** Start of MATERIAL FOR THIS EXERCISE **

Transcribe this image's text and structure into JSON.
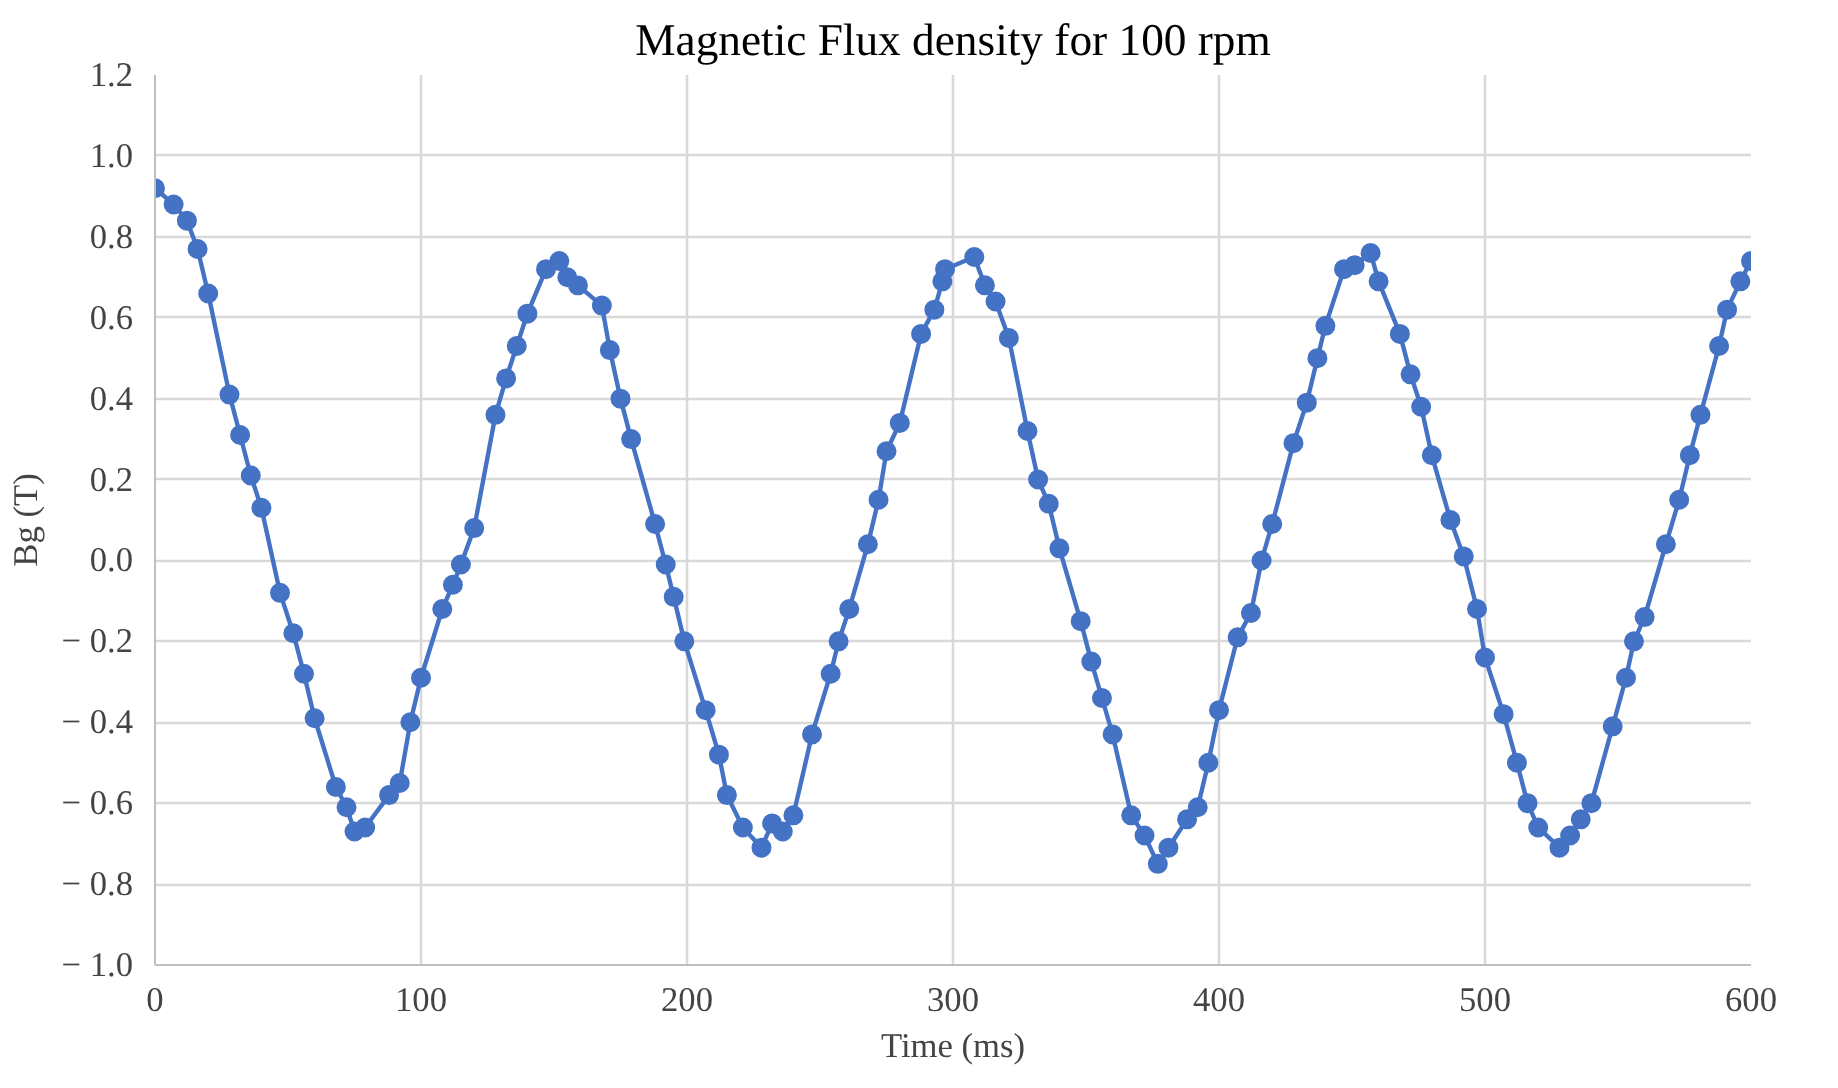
{
  "chart_data": {
    "type": "line",
    "title": "Magnetic Flux density for 100 rpm",
    "xlabel": "Time (ms)",
    "ylabel": "Bg (T)",
    "x": [
      0,
      7,
      12,
      16,
      20,
      28,
      32,
      36,
      40,
      47,
      52,
      56,
      60,
      68,
      72,
      75,
      79,
      88,
      92,
      96,
      100,
      108,
      112,
      115,
      120,
      128,
      132,
      136,
      140,
      147,
      152,
      155,
      159,
      168,
      171,
      175,
      179,
      188,
      192,
      195,
      199,
      207,
      212,
      215,
      221,
      228,
      232,
      236,
      240,
      247,
      254,
      257,
      261,
      268,
      272,
      275,
      280,
      288,
      293,
      296,
      297,
      308,
      312,
      316,
      321,
      328,
      332,
      336,
      340,
      348,
      352,
      356,
      360,
      367,
      372,
      377,
      381,
      388,
      392,
      396,
      400,
      407,
      412,
      416,
      420,
      428,
      433,
      437,
      440,
      447,
      451,
      457,
      460,
      468,
      472,
      476,
      480,
      487,
      492,
      497,
      500,
      507,
      512,
      516,
      520,
      528,
      532,
      536,
      540,
      548,
      553,
      556,
      560,
      568,
      573,
      577,
      581,
      588,
      591,
      596,
      600
    ],
    "series": [
      {
        "color": "#4472c4",
        "values": [
          0.92,
          0.88,
          0.84,
          0.77,
          0.66,
          0.41,
          0.31,
          0.21,
          0.13,
          -0.08,
          -0.18,
          -0.28,
          -0.39,
          -0.56,
          -0.61,
          -0.67,
          -0.66,
          -0.58,
          -0.55,
          -0.4,
          -0.29,
          -0.12,
          -0.06,
          -0.01,
          0.08,
          0.36,
          0.45,
          0.53,
          0.61,
          0.72,
          0.74,
          0.7,
          0.68,
          0.63,
          0.52,
          0.4,
          0.3,
          0.09,
          -0.01,
          -0.09,
          -0.2,
          -0.37,
          -0.48,
          -0.58,
          -0.66,
          -0.71,
          -0.65,
          -0.67,
          -0.63,
          -0.43,
          -0.28,
          -0.2,
          -0.12,
          0.04,
          0.15,
          0.27,
          0.34,
          0.56,
          0.62,
          0.69,
          0.72,
          0.75,
          0.68,
          0.64,
          0.55,
          0.32,
          0.2,
          0.14,
          0.03,
          -0.15,
          -0.25,
          -0.34,
          -0.43,
          -0.63,
          -0.68,
          -0.75,
          -0.71,
          -0.64,
          -0.61,
          -0.5,
          -0.37,
          -0.19,
          -0.13,
          0.0,
          0.09,
          0.29,
          0.39,
          0.5,
          0.58,
          0.72,
          0.73,
          0.76,
          0.69,
          0.56,
          0.46,
          0.38,
          0.26,
          0.1,
          0.01,
          -0.12,
          -0.24,
          -0.38,
          -0.5,
          -0.6,
          -0.66,
          -0.71,
          -0.68,
          -0.64,
          -0.6,
          -0.41,
          -0.29,
          -0.2,
          -0.14,
          0.04,
          0.15,
          0.26,
          0.36,
          0.53,
          0.62,
          0.69,
          0.74
        ]
      }
    ],
    "xlim": [
      0,
      600
    ],
    "xticks": [
      0,
      100,
      200,
      300,
      400,
      500,
      600
    ],
    "ylim": [
      -1.0,
      1.2
    ],
    "yticks": [
      {
        "value": -1.0,
        "label": "− 1.0"
      },
      {
        "value": -0.8,
        "label": "− 0.8"
      },
      {
        "value": -0.6,
        "label": "− 0.6"
      },
      {
        "value": -0.4,
        "label": "− 0.4"
      },
      {
        "value": -0.2,
        "label": "− 0.2"
      },
      {
        "value": 0.0,
        "label": "0.0"
      },
      {
        "value": 0.2,
        "label": "0.2"
      },
      {
        "value": 0.4,
        "label": "0.4"
      },
      {
        "value": 0.6,
        "label": "0.6"
      },
      {
        "value": 0.8,
        "label": "0.8"
      },
      {
        "value": 1.0,
        "label": "1.0"
      },
      {
        "value": 1.2,
        "label": "1.2"
      }
    ],
    "grid": true,
    "marker": "circle",
    "line_style": "solid"
  }
}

** End of MATERIAL FOR THIS EXERCISE **

> **WRITTEN REQUEST**:
Make an exact copy of all entries above, dropping the images.

> **SOLUTION FOR THIS TASK**:
Transcribe this image's text and structure into JSON.
{
  "chart_data": {
    "type": "line",
    "title": "Magnetic Flux density for 100 rpm",
    "xlabel": "Time (ms)",
    "ylabel": "Bg (T)",
    "x": [
      0,
      7,
      12,
      16,
      20,
      28,
      32,
      36,
      40,
      47,
      52,
      56,
      60,
      68,
      72,
      75,
      79,
      88,
      92,
      96,
      100,
      108,
      112,
      115,
      120,
      128,
      132,
      136,
      140,
      147,
      152,
      155,
      159,
      168,
      171,
      175,
      179,
      188,
      192,
      195,
      199,
      207,
      212,
      215,
      221,
      228,
      232,
      236,
      240,
      247,
      254,
      257,
      261,
      268,
      272,
      275,
      280,
      288,
      293,
      296,
      297,
      308,
      312,
      316,
      321,
      328,
      332,
      336,
      340,
      348,
      352,
      356,
      360,
      367,
      372,
      377,
      381,
      388,
      392,
      396,
      400,
      407,
      412,
      416,
      420,
      428,
      433,
      437,
      440,
      447,
      451,
      457,
      460,
      468,
      472,
      476,
      480,
      487,
      492,
      497,
      500,
      507,
      512,
      516,
      520,
      528,
      532,
      536,
      540,
      548,
      553,
      556,
      560,
      568,
      573,
      577,
      581,
      588,
      591,
      596,
      600
    ],
    "series": [
      {
        "color": "#4472c4",
        "values": [
          0.92,
          0.88,
          0.84,
          0.77,
          0.66,
          0.41,
          0.31,
          0.21,
          0.13,
          -0.08,
          -0.18,
          -0.28,
          -0.39,
          -0.56,
          -0.61,
          -0.67,
          -0.66,
          -0.58,
          -0.55,
          -0.4,
          -0.29,
          -0.12,
          -0.06,
          -0.01,
          0.08,
          0.36,
          0.45,
          0.53,
          0.61,
          0.72,
          0.74,
          0.7,
          0.68,
          0.63,
          0.52,
          0.4,
          0.3,
          0.09,
          -0.01,
          -0.09,
          -0.2,
          -0.37,
          -0.48,
          -0.58,
          -0.66,
          -0.71,
          -0.65,
          -0.67,
          -0.63,
          -0.43,
          -0.28,
          -0.2,
          -0.12,
          0.04,
          0.15,
          0.27,
          0.34,
          0.56,
          0.62,
          0.69,
          0.72,
          0.75,
          0.68,
          0.64,
          0.55,
          0.32,
          0.2,
          0.14,
          0.03,
          -0.15,
          -0.25,
          -0.34,
          -0.43,
          -0.63,
          -0.68,
          -0.75,
          -0.71,
          -0.64,
          -0.61,
          -0.5,
          -0.37,
          -0.19,
          -0.13,
          0.0,
          0.09,
          0.29,
          0.39,
          0.5,
          0.58,
          0.72,
          0.73,
          0.76,
          0.69,
          0.56,
          0.46,
          0.38,
          0.26,
          0.1,
          0.01,
          -0.12,
          -0.24,
          -0.38,
          -0.5,
          -0.6,
          -0.66,
          -0.71,
          -0.68,
          -0.64,
          -0.6,
          -0.41,
          -0.29,
          -0.2,
          -0.14,
          0.04,
          0.15,
          0.26,
          0.36,
          0.53,
          0.62,
          0.69,
          0.74
        ]
      }
    ],
    "xlim": [
      0,
      600
    ],
    "xticks": [
      0,
      100,
      200,
      300,
      400,
      500,
      600
    ],
    "ylim": [
      -1.0,
      1.2
    ],
    "yticks": [
      {
        "value": -1.0,
        "label": "− 1.0"
      },
      {
        "value": -0.8,
        "label": "− 0.8"
      },
      {
        "value": -0.6,
        "label": "− 0.6"
      },
      {
        "value": -0.4,
        "label": "− 0.4"
      },
      {
        "value": -0.2,
        "label": "− 0.2"
      },
      {
        "value": 0.0,
        "label": "0.0"
      },
      {
        "value": 0.2,
        "label": "0.2"
      },
      {
        "value": 0.4,
        "label": "0.4"
      },
      {
        "value": 0.6,
        "label": "0.6"
      },
      {
        "value": 0.8,
        "label": "0.8"
      },
      {
        "value": 1.0,
        "label": "1.0"
      },
      {
        "value": 1.2,
        "label": "1.2"
      }
    ],
    "grid": true,
    "marker": "circle",
    "line_style": "solid"
  }
}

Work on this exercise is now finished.